• GIVEN PASSAGE:
________________________

This student applied in the 2020/21 application cycle and therefore the selection process at Keele may have changed since then. You should read all the information a University sends you about the selection process to get the most up to date details!
Remember to check out the glossary at the bottom of the page for our explanations of all the jargon we medical students like to use!
More about this student
Sometimes students share information with us about their demographics, which may help put their application experience into a bit more perspective.
This student identifies as an white British man who went to a comprehensive school that doesn’t regularly send students to medical school.
Course: Standard undergraduate
Online MMI interview
Admissions Tests: UCAT
Before I made my application…
Choosing to apply
When did you decide you wanted to apply to medicine?
About a month before the UCAS deadline
How did you choose what medical schools to apply to?
One of them because I got a contextual offer, and the other on the course and the characteristics they wanted in their applicants
Completing work experience
What types of work experience did you do?
Hospital shadowing, Care work (e.g. in residential care), Customer service role (voluntary), Customer service role (paid), Online work experience
How much work experience did you do?
Volunteered weekly at a dementia care home for 7 years. Volunteered at an infant school for a year a couple times a week. Volunteered a couple times a week at a soup kitchen during the summer of covid. 3 days of hospital work experience in the maxfax ward. Lead after school revision sessions.
How did you find your work experience opportunities?
Through a formal scheme or work experience placement
During the application process…
What admissions test did you sit?
University Clinical Aptitude Test (UCAT): https://www.ucat.ac.uk/
How did you prepare for your admissions test?
Practiced for 10 hours 5 days a week on Medify about 2 months before the exam. Practiced with friends and family and tried to explain how I got my answer to them.
What type of interview did you do?
MMI: Multiple Mini Interview. This type of interview usually includes several short interviews or ‘stations’ which may involve different types of questions and scenarios. This is different compared to a panel interview, which may cover the same scenarios/types of questions but be a more ‘traditional’ sit-down interview.
How did you prepare for your interview?
Got books and practiced with friends who were also applying and gave feedback. Always kept up with the current medical pandemics (EBOLA, COVID, etc) and the treatment that are used for them. Talk to medical students about what they did that set them apart and read up on what universities were specifically looking for in an applicant.
What happened during your interview?
I had to apply knowledge that I learnt to try and explain it to someone else. There was a station where I had to sensitively give information to someone in crisis and had to deal with the situation.

________________________

• DATA TO EXAMINE:

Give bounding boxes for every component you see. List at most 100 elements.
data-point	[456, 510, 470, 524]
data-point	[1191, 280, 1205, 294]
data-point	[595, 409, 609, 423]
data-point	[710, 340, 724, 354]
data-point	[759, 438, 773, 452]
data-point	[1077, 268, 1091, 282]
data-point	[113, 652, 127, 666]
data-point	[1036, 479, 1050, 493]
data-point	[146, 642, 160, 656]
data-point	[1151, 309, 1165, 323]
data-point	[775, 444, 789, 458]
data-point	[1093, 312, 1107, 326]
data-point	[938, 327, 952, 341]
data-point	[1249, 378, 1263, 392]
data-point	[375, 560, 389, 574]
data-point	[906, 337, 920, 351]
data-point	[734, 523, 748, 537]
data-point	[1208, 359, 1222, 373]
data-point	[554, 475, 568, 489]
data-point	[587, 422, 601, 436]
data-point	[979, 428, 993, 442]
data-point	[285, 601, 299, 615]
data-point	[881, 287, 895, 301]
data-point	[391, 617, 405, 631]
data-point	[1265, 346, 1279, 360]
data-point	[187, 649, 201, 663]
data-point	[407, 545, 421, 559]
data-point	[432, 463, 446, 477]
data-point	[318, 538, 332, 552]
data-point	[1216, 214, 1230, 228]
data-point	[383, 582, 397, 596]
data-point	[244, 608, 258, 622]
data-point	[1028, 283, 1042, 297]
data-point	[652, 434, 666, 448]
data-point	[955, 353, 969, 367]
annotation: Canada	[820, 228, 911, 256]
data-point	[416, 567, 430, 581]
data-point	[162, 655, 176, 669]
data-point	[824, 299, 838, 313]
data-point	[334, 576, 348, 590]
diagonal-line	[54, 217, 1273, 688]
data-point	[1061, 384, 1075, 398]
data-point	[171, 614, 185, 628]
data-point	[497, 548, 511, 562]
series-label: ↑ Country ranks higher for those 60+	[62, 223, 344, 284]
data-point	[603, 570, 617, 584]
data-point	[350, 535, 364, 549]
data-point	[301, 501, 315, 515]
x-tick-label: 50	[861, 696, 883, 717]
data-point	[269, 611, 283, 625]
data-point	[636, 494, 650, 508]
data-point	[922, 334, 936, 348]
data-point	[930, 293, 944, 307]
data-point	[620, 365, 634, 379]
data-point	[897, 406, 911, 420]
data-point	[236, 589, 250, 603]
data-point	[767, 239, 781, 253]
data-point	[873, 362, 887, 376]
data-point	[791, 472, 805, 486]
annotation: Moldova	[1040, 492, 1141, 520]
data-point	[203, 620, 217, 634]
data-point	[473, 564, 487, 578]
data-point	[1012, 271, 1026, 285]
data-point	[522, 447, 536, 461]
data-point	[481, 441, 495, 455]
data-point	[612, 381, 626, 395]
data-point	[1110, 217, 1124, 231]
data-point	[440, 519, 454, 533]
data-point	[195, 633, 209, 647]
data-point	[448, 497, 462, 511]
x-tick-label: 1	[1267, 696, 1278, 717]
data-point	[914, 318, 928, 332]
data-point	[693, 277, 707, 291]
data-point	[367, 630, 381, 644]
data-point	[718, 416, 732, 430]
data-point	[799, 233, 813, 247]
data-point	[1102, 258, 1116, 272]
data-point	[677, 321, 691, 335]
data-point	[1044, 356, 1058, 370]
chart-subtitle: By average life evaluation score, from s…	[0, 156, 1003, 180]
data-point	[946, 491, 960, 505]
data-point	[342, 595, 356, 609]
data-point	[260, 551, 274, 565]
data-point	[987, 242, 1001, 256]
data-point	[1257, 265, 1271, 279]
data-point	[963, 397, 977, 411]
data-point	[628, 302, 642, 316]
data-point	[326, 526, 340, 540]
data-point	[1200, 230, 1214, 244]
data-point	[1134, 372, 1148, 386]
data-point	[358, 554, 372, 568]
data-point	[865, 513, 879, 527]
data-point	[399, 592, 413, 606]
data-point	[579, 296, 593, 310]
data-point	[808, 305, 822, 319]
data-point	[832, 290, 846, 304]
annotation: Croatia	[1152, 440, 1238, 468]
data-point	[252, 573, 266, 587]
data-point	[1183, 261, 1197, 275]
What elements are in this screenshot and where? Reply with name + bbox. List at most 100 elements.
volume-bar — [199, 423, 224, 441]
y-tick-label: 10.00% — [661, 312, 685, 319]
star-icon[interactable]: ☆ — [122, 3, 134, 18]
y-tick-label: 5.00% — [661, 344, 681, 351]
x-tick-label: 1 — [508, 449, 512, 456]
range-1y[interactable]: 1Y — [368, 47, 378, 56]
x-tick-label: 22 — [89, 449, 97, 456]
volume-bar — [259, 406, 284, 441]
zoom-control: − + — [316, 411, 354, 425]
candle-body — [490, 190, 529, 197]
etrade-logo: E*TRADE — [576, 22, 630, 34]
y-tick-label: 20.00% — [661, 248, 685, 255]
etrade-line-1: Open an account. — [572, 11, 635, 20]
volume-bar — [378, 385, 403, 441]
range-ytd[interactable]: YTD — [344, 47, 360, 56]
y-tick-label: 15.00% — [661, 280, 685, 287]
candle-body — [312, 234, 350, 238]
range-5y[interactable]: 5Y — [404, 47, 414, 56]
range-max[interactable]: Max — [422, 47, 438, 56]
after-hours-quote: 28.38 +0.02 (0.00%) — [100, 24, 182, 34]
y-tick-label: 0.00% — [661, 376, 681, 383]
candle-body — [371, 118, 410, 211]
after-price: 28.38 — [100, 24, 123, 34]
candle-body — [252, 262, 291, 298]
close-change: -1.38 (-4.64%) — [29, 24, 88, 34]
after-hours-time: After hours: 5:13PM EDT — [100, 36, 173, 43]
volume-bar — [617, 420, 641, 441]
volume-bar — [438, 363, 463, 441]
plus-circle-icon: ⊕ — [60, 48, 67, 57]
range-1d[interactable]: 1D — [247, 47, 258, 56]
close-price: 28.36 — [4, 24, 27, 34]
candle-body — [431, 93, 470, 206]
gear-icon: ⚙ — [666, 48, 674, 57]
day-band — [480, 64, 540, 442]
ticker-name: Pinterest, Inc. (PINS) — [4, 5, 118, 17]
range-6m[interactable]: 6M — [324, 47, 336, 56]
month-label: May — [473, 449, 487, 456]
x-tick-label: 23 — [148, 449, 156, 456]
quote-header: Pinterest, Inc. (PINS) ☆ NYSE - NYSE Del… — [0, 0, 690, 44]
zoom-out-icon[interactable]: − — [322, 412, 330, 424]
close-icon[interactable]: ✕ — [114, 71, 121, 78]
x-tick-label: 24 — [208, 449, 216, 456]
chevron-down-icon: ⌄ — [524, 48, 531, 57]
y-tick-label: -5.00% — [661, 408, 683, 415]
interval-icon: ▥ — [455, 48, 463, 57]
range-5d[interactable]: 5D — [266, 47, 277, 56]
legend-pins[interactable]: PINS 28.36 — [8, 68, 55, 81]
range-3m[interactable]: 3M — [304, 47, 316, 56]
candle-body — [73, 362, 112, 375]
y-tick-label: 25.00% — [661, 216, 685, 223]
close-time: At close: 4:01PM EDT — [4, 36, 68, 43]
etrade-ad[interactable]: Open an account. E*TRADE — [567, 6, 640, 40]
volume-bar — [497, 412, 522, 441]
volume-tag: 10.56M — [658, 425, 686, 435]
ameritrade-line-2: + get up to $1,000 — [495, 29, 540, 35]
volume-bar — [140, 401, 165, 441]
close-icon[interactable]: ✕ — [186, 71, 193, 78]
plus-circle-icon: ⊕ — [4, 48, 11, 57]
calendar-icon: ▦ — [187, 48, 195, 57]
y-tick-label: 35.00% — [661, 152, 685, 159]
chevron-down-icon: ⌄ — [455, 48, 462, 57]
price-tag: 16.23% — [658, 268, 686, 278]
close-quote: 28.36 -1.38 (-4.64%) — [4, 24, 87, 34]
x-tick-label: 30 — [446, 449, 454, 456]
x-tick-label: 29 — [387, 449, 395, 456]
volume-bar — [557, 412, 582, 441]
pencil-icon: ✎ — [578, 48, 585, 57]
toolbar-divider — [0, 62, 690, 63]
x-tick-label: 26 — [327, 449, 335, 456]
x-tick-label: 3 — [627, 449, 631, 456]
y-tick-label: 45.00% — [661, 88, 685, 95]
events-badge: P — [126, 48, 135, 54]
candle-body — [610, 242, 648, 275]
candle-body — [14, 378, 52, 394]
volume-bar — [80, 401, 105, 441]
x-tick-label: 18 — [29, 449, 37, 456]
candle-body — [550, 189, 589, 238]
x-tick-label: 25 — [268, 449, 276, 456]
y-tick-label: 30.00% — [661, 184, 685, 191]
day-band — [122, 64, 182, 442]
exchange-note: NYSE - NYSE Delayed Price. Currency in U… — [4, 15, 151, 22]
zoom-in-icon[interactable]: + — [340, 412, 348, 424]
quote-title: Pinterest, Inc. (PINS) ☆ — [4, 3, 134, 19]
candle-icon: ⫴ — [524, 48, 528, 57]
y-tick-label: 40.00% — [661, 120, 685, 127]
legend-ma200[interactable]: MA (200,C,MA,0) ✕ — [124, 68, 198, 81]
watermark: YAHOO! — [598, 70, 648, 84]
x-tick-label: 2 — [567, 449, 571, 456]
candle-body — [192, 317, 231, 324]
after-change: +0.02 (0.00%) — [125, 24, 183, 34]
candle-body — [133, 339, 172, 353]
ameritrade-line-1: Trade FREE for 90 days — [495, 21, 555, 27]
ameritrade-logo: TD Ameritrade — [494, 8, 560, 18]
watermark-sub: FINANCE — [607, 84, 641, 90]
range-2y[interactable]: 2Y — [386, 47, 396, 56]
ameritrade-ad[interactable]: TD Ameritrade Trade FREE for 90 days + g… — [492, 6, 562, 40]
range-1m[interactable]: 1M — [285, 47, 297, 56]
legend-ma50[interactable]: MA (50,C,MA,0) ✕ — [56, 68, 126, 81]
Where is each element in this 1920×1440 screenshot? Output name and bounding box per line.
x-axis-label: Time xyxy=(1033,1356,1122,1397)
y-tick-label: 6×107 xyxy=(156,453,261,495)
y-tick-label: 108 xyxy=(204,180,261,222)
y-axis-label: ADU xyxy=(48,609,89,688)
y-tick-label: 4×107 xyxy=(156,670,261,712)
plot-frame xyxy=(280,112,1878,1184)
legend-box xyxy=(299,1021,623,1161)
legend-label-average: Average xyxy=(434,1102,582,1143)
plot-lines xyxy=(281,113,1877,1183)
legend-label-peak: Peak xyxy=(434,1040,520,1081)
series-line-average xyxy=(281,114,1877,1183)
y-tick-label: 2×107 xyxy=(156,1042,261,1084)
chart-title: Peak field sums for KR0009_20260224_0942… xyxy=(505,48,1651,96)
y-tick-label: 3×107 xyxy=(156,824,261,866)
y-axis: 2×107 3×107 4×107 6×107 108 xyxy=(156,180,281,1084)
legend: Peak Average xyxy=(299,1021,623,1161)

________________________

• YOUR TASKS:
• A. Answer these questions about the Keele applicant profile:
(i) When did the student decide to apply to medicine?
(ii) For how long did the student volunteer weekly at a dementia care home?
(iii) On what platform did the student practice for the admissions test?
• B. Write the next part of the Keele applicant profile, picking up after its final sentence.

• ANSWERS FOR THIS EXERCISE:
• A.
(i) About a month before the UCAS deadline.
(ii) Seven years.
(iii) Medify.

• B.
Do you have any further advice?
In an interview you’re not meant to be scared, they just want to see what type of person you are. The interviews I felt more comfortable in were the ones I got offers from.
Clinical work experience: Not every student will complete clinical work experience before they apply to medical school. Don’t worry, this is not required to be able to apply. You can use non-clinical work experience (e.g. a caring role, like in a care home) or even reflect on paid work you’ve done (e.g. in customer service) in a productive way.
Medify: Medify is a popular website which provides resources for helping you prepare your medicine application. Medify has some free resources online but some are paid-for. There are good, free alternatives for preparation available online, so check out our subject guides and the university websites for details.
Support networks: While not every student will have a support network to help them prepare, there are plenty of other ways to prepare for your admissions tests and interviews, such as through free online resources, like on our website.
Books: Don’t worry if you’ve not been able to find this particular book or afford to pay for it. You might be able to find secondhand copies online which are usually much cheaper, or at your local library (sometimes, libraries will order in books that you’ve requested, so check out this as a possibility too!). Bear in mind that some books may become out of date, so make sure you check when they were published, and if any changes to the relevant admissions tests/interviews have been made since then.
Insiders: Don’t worry if you don’t know people like this. Most students don’t have friends who have already been through the process or healthcare professionals that they know who might be able to support them. You can meet current medical students to speak to at open days, or via free mentoring schemes, but it’s not a requirement for you to be successful.